* Work to be completed: Continue the news report on the earnings of Taiwan's financial holding companies, picking up after its final sentence.

* Text block:
Taipei, Dec. 10 (CNA) Fubon Financial Holding Co. Ltd. remained the most profitable firm in the local financial holding sector in the past 11 months, although its bottom line was affected by volatility in the capital market due to the debt problems in the eurozone, market sources said Saturday.
In the 11-month period, Fubon Financial posted NT$32.69 billion (US$1.08 billion) in net profit with earnings per share at NT$3.63, ahead of Chinatrust Financial with NT$1.57, Yuanta Financial with NT$1.5, Mega Financial with NT$1.47, Taishin Financial with NT$1.2 and Cathay Financial with NT$1.13.
Hua Nan Financial trailed the six rivals to take the 7th earner title with EPS of NT$1.12 before First Financial with NT$1.06, Waterland Financial with NT$0.93, Jih Sun Financial with NT$0.75, E. Sun Financial with NT$0.75, Shin Kong Financial with NT$0.64, SinoPac Financial with NT$0.59 and China Development Financial with NT$0.17.
In November alone, Fubon Financial just made NT$5 million in net profit after its life insurance division incurred about NT$800 million in foreign exchange losses and its banking division assigned more than NT$300 million in bad loan provisions.
According to Victor Kung, Fubon Financial's president, while the Taiwan dollar fell against the U.S. dollar last month, the local unit showed its strength against other currencies, including the New Zealand dollar and the Australia dollar, prompting the company to suffer large foreign exchange losses.
Similarly, Cathay Financial and Shin Kong Financial also felt the pinch of the large foreign exchange losses which have squeezed their profitability, the sources said.

* Information:
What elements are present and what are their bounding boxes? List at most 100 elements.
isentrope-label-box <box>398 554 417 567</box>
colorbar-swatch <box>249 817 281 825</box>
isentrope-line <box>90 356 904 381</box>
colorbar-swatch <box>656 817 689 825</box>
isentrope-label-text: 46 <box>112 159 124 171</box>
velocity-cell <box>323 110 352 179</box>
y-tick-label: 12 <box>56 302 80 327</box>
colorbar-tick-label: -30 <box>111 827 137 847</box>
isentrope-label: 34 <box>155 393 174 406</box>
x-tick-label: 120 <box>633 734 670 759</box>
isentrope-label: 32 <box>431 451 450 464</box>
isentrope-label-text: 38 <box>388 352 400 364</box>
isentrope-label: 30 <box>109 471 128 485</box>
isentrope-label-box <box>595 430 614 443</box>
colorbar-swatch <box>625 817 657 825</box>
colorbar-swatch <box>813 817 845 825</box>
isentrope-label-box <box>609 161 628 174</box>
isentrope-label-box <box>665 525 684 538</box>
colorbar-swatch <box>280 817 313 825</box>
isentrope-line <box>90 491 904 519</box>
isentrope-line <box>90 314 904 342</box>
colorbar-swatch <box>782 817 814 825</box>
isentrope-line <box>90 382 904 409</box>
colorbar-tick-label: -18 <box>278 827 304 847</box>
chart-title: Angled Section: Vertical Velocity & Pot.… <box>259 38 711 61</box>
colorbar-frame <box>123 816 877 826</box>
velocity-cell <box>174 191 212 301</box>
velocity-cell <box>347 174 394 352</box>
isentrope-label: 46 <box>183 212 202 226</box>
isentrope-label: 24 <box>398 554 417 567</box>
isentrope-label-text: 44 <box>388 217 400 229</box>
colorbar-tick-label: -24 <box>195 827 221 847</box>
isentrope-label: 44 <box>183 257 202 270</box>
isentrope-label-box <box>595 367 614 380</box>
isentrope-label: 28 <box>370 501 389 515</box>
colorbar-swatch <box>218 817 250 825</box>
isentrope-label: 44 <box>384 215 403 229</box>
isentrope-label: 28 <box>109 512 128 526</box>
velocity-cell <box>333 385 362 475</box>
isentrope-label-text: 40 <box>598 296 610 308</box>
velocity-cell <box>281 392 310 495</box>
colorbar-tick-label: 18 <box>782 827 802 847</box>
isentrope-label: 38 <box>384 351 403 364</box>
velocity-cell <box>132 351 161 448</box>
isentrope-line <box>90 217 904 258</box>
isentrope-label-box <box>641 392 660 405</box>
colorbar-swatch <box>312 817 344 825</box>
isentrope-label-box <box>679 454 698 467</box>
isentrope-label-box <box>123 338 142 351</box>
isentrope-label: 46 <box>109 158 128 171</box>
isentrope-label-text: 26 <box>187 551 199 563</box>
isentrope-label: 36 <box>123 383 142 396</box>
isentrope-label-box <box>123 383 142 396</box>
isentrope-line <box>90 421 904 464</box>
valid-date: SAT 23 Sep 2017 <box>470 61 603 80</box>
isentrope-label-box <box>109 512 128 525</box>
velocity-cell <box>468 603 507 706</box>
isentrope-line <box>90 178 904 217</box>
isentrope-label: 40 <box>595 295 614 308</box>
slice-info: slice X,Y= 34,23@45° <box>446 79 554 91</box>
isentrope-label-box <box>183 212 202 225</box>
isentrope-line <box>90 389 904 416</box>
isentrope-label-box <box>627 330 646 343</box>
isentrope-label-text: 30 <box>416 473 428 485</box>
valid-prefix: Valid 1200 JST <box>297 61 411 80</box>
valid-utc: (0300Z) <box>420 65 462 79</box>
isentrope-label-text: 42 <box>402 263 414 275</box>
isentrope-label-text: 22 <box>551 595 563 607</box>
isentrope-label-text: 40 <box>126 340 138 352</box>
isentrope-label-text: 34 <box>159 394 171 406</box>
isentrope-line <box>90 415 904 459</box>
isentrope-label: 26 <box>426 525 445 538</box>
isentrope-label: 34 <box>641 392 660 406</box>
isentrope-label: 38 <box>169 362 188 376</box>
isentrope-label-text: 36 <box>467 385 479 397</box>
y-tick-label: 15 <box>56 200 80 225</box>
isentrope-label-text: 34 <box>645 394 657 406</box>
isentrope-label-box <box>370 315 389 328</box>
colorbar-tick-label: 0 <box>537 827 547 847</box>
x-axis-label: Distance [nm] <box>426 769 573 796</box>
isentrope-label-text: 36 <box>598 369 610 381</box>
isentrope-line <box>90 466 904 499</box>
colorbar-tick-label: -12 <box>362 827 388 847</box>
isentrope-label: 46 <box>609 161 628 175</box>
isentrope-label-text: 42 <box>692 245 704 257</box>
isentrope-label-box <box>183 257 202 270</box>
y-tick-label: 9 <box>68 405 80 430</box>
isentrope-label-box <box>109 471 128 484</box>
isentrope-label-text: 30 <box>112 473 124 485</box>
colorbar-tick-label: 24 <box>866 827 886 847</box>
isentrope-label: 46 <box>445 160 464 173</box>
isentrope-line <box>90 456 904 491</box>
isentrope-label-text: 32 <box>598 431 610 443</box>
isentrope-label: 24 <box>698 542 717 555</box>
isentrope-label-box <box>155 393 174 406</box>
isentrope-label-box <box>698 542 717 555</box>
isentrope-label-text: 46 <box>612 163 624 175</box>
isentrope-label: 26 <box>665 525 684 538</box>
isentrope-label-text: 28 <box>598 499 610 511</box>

* Final answer:
On the other hand, Chinatrust Financial, which ranked the second profitable among the financial holding companies in the past 11 months, benefited from synergy arising from the acquisition of New York-based MetLife Inc.'s local unit and posted NT$2.58 billion in net profit in November, the sources said.
In the first 11 months of this year, Chinatrust Financial recorded NT$17.76 billion in net profit, a new high in the company's history.
The market has expected Chinatrust Financial to post NT$20 billion in net profit for 2011 as long as the company continues to keep its momentum in December.
For its part, E. Sun Financial's E.Sun Commercial Bank assigned NT$2.44 billion in bad loan provisions last month, making itself swing to loss in the month to impact its bottom line.
E. Sun Financial, which took 10th place in the ranking, incurred NT$1.49 billion in net loss in November to drag down the accumulated net profit in the 11 month period to NT$3.14 billion.
In addition, Hua Nan Commercial Bank under Hua Nan Financial assigned NT$830 million in bad loan provisions in November, while Bank SinoPac of SinoPac Financial assigned NT$232 million in bad loan provisions in the month.